Stored records:
>>>
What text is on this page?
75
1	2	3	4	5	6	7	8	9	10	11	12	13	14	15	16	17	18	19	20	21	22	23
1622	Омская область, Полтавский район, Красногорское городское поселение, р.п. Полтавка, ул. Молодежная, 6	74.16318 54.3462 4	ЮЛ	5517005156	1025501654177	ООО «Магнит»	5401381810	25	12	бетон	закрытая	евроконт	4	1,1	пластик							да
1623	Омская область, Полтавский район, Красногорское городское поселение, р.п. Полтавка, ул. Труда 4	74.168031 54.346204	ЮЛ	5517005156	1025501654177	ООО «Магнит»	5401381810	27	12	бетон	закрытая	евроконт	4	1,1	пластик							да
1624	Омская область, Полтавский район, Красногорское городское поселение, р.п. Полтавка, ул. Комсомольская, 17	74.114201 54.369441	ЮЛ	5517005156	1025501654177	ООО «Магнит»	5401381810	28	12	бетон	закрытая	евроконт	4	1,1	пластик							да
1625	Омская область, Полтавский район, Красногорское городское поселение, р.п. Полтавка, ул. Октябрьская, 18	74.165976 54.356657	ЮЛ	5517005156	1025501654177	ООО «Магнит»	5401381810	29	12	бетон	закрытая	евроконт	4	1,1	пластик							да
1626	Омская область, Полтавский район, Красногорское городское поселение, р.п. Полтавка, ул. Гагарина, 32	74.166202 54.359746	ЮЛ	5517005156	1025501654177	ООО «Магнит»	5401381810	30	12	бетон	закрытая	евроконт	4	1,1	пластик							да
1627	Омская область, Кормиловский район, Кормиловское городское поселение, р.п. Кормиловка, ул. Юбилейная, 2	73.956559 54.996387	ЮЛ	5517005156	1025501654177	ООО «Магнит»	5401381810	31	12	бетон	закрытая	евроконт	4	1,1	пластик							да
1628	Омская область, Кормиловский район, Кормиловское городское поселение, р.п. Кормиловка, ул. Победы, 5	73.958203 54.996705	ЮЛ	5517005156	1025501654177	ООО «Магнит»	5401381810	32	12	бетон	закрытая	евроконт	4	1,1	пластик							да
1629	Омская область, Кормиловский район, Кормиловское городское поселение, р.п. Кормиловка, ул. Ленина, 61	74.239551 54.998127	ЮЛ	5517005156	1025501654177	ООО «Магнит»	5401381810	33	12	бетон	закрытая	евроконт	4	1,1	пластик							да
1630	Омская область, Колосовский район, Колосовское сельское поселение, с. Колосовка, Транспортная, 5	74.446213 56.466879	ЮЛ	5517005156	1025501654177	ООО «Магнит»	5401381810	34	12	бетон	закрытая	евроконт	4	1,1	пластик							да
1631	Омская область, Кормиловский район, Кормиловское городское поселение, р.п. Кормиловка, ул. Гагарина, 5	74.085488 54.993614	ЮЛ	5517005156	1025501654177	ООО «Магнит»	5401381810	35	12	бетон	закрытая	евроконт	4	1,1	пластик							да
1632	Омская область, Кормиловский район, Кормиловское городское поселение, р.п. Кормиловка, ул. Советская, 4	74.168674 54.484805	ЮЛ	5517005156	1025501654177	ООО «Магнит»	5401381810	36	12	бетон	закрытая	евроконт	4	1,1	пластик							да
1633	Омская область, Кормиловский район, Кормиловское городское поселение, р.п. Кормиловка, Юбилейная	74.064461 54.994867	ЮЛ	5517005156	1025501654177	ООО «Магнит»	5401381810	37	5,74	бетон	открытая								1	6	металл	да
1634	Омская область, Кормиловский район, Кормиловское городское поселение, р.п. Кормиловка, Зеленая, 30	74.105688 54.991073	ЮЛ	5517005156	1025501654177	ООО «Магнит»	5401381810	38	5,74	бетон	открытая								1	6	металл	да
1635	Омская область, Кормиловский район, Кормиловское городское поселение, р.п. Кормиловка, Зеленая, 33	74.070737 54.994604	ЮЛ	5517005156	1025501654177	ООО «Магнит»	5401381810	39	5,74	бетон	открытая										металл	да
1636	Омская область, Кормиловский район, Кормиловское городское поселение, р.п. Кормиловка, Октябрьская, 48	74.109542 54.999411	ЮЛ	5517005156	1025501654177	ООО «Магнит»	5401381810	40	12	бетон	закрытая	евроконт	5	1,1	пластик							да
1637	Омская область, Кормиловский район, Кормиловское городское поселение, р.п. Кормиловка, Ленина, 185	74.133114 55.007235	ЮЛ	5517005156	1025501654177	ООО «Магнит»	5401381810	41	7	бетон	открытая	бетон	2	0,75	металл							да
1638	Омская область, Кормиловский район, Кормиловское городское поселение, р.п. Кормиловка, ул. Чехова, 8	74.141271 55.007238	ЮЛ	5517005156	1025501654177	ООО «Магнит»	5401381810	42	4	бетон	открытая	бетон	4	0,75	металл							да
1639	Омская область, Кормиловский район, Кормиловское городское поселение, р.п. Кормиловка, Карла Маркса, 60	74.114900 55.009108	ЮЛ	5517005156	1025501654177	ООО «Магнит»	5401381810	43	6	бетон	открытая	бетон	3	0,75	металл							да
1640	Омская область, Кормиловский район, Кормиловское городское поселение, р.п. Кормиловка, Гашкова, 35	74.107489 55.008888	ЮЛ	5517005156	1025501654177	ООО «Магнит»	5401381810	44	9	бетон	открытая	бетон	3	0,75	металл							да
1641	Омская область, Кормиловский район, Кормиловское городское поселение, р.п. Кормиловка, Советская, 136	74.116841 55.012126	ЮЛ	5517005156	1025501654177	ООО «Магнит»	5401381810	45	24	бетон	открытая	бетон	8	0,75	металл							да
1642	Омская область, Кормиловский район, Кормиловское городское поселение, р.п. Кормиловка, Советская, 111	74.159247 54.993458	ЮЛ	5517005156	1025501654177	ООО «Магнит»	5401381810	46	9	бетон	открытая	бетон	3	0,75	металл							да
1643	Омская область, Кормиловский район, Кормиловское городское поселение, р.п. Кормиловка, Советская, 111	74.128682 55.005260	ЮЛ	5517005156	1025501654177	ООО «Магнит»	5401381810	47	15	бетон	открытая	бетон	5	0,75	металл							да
<<<
[OBJECTIVE] Search the entries for the word "Юбилейная", then gather every line that has it.

[WRITTEN RESPONSE]
1627	Омская область, Кормиловский район, Кормиловское городское поселение, р.п. Кормиловка, ул. Юбилейная, 2	73.956559 54.996387	ЮЛ	5517005156	1025501654177	ООО «Магнит»	5401381810	31	12	бетон	закрытая	евроконт	4	1,1	пластик							да
1633	Омская область, Кормиловский район, Кормиловское городское поселение, р.п. Кормиловка, Юбилейная	74.064461 54.994867	ЮЛ	5517005156	1025501654177	ООО «Магнит»	5401381810	37	5,74	бетон	открытая								1	6	металл	да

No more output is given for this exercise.